Output every line below without omitting or altering anything.

Dataset rows about figures:
= = =

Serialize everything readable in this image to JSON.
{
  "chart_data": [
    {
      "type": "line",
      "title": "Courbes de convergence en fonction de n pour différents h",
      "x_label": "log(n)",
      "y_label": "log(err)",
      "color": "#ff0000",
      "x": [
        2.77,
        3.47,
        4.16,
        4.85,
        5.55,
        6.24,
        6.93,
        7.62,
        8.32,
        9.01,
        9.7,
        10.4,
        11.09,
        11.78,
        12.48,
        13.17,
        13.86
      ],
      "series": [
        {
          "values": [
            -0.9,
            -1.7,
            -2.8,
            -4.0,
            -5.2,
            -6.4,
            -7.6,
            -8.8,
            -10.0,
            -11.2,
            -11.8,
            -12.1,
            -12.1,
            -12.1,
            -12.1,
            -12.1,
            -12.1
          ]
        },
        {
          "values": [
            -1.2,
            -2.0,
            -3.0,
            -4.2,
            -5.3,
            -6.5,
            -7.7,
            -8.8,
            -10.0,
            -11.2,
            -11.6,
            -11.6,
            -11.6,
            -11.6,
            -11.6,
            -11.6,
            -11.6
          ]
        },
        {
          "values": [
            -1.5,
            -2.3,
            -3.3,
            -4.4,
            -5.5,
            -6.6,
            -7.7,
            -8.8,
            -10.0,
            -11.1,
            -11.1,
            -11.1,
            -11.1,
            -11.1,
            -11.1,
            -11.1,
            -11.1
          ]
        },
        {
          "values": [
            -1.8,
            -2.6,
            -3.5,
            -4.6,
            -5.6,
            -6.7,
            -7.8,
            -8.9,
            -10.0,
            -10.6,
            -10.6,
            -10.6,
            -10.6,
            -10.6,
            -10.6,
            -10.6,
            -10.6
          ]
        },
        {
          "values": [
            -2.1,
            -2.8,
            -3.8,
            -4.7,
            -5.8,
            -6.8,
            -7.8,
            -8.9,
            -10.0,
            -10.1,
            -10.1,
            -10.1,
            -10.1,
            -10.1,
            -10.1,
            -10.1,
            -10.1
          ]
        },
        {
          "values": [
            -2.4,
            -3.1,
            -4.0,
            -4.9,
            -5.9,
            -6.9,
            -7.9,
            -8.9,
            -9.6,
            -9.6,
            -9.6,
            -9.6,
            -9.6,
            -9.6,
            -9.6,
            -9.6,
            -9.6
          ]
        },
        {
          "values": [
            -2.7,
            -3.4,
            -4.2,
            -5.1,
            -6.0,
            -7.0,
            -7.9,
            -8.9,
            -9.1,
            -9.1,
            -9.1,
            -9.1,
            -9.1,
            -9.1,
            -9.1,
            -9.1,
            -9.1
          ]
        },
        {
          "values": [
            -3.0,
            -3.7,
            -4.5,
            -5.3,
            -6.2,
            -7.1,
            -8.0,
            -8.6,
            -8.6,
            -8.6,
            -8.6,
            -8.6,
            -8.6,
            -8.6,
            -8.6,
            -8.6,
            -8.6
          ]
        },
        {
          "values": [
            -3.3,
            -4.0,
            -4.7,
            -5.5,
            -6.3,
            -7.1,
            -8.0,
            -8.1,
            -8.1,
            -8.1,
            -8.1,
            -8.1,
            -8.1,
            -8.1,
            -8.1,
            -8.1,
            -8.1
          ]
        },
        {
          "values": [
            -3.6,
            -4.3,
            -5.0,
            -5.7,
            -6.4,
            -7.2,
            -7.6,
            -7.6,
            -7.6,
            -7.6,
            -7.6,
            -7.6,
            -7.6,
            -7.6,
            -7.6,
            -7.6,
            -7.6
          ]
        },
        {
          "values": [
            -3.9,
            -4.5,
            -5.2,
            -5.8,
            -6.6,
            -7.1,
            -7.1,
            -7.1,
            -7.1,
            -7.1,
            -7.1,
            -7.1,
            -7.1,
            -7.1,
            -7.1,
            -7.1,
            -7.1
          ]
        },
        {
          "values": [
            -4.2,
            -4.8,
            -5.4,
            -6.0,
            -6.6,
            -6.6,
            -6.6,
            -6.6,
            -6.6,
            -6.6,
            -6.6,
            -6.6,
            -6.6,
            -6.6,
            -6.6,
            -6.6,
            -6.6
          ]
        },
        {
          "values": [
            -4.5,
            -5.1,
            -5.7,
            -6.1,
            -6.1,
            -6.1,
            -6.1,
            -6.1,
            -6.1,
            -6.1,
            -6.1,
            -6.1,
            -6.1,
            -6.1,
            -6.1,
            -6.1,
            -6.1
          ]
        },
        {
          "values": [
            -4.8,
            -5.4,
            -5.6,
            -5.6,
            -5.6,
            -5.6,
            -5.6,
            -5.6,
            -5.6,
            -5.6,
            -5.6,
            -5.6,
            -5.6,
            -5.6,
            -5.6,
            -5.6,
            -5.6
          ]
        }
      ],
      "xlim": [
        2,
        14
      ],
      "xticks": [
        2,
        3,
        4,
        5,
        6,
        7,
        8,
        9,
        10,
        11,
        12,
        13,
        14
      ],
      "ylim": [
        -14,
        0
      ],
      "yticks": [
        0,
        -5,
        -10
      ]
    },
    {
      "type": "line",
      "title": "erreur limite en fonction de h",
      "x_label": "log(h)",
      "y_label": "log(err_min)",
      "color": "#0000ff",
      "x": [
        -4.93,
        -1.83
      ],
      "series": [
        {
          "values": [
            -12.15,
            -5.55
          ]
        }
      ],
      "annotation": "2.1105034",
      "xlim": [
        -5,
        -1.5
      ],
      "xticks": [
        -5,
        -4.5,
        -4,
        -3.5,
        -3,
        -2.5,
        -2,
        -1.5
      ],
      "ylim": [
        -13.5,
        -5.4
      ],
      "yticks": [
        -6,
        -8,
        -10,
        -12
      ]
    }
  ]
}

= = =

[Task solution]
Serialize everything readable in this image to JSON.
{
  "chart_data": [
    {
      "type": "line",
      "title": "Courbes de convergence en fonction de n pour différents h",
      "x_label": "log(n)",
      "y_label": "log(err)",
      "color": "#ff0000",
      "x": [
        2.77,
        3.47,
        4.16,
        4.85,
        5.55,
        6.24,
        6.93,
        7.62,
        8.32,
        9.01,
        9.7,
        10.4,
        11.09,
        11.78,
        12.48,
        13.17,
        13.86
      ],
      "series": [
        {
          "values": [
            -0.9,
            -1.7,
            -2.8,
            -4.0,
            -5.2,
            -6.4,
            -7.6,
            -8.8,
            -10.0,
            -11.2,
            -11.8,
            -12.1,
            -12.1,
            -12.1,
            -12.1,
            -12.1,
            -12.1
          ]
        },
        {
          "values": [
            -1.2,
            -2.0,
            -3.0,
            -4.2,
            -5.3,
            -6.5,
            -7.7,
            -8.8,
            -10.0,
            -11.2,
            -11.6,
            -11.6,
            -11.6,
            -11.6,
            -11.6,
            -11.6,
            -11.6
          ]
        },
        {
          "values": [
            -1.5,
            -2.3,
            -3.3,
            -4.4,
            -5.5,
            -6.6,
            -7.7,
            -8.8,
            -10.0,
            -11.1,
            -11.1,
            -11.1,
            -11.1,
            -11.1,
            -11.1,
            -11.1,
            -11.1
          ]
        },
        {
          "values": [
            -1.8,
            -2.6,
            -3.5,
            -4.6,
            -5.6,
            -6.7,
            -7.8,
            -8.9,
            -10.0,
            -10.6,
            -10.6,
            -10.6,
            -10.6,
            -10.6,
            -10.6,
            -10.6,
            -10.6
          ]
        },
        {
          "values": [
            -2.1,
            -2.8,
            -3.8,
            -4.7,
            -5.8,
            -6.8,
            -7.8,
            -8.9,
            -10.0,
            -10.1,
            -10.1,
            -10.1,
            -10.1,
            -10.1,
            -10.1,
            -10.1,
            -10.1
          ]
        },
        {
          "values": [
            -2.4,
            -3.1,
            -4.0,
            -4.9,
            -5.9,
            -6.9,
            -7.9,
            -8.9,
            -9.6,
            -9.6,
            -9.6,
            -9.6,
            -9.6,
            -9.6,
            -9.6,
            -9.6,
            -9.6
          ]
        },
        {
          "values": [
            -2.7,
            -3.4,
            -4.2,
            -5.1,
            -6.0,
            -7.0,
            -7.9,
            -8.9,
            -9.1,
            -9.1,
            -9.1,
            -9.1,
            -9.1,
            -9.1,
            -9.1,
            -9.1,
            -9.1
          ]
        },
        {
          "values": [
            -3.0,
            -3.7,
            -4.5,
            -5.3,
            -6.2,
            -7.1,
            -8.0,
            -8.6,
            -8.6,
            -8.6,
            -8.6,
            -8.6,
            -8.6,
            -8.6,
            -8.6,
            -8.6,
            -8.6
          ]
        },
        {
          "values": [
            -3.3,
            -4.0,
            -4.7,
            -5.5,
            -6.3,
            -7.1,
            -8.0,
            -8.1,
            -8.1,
            -8.1,
            -8.1,
            -8.1,
            -8.1,
            -8.1,
            -8.1,
            -8.1,
            -8.1
          ]
        },
        {
          "values": [
            -3.6,
            -4.3,
            -5.0,
            -5.7,
            -6.4,
            -7.2,
            -7.6,
            -7.6,
            -7.6,
            -7.6,
            -7.6,
            -7.6,
            -7.6,
            -7.6,
            -7.6,
            -7.6,
            -7.6
          ]
        },
        {
          "values": [
            -3.9,
            -4.5,
            -5.2,
            -5.8,
            -6.6,
            -7.1,
            -7.1,
            -7.1,
            -7.1,
            -7.1,
            -7.1,
            -7.1,
            -7.1,
            -7.1,
            -7.1,
            -7.1,
            -7.1
          ]
        },
        {
          "values": [
            -4.2,
            -4.8,
            -5.4,
            -6.0,
            -6.6,
            -6.6,
            -6.6,
            -6.6,
            -6.6,
            -6.6,
            -6.6,
            -6.6,
            -6.6,
            -6.6,
            -6.6,
            -6.6,
            -6.6
          ]
        },
        {
          "values": [
            -4.5,
            -5.1,
            -5.7,
            -6.1,
            -6.1,
            -6.1,
            -6.1,
            -6.1,
            -6.1,
            -6.1,
            -6.1,
            -6.1,
            -6.1,
            -6.1,
            -6.1,
            -6.1,
            -6.1
          ]
        },
        {
          "values": [
            -4.8,
            -5.4,
            -5.6,
            -5.6,
            -5.6,
            -5.6,
            -5.6,
            -5.6,
            -5.6,
            -5.6,
            -5.6,
            -5.6,
            -5.6,
            -5.6,
            -5.6,
            -5.6,
            -5.6
          ]
        }
      ],
      "xlim": [
        2,
        14
      ],
      "xticks": [
        2,
        3,
        4,
        5,
        6,
        7,
        8,
        9,
        10,
        11,
        12,
        13,
        14
      ],
      "ylim": [
        -14,
        0
      ],
      "yticks": [
        0,
        -5,
        -10
      ]
    },
    {
      "type": "line",
      "title": "erreur limite en fonction de h",
      "x_label": "log(h)",
      "y_label": "log(err_min)",
      "color": "#0000ff",
      "x": [
        -4.93,
        -1.83
      ],
      "series": [
        {
          "values": [
            -12.15,
            -5.55
          ]
        }
      ],
      "annotation": "2.1105034",
      "xlim": [
        -5,
        -1.5
      ],
      "xticks": [
        -5,
        -4.5,
        -4,
        -3.5,
        -3,
        -2.5,
        -2,
        -1.5
      ],
      "ylim": [
        -13.5,
        -5.4
      ],
      "yticks": [
        -6,
        -8,
        -10,
        -12
      ]
    }
  ]
}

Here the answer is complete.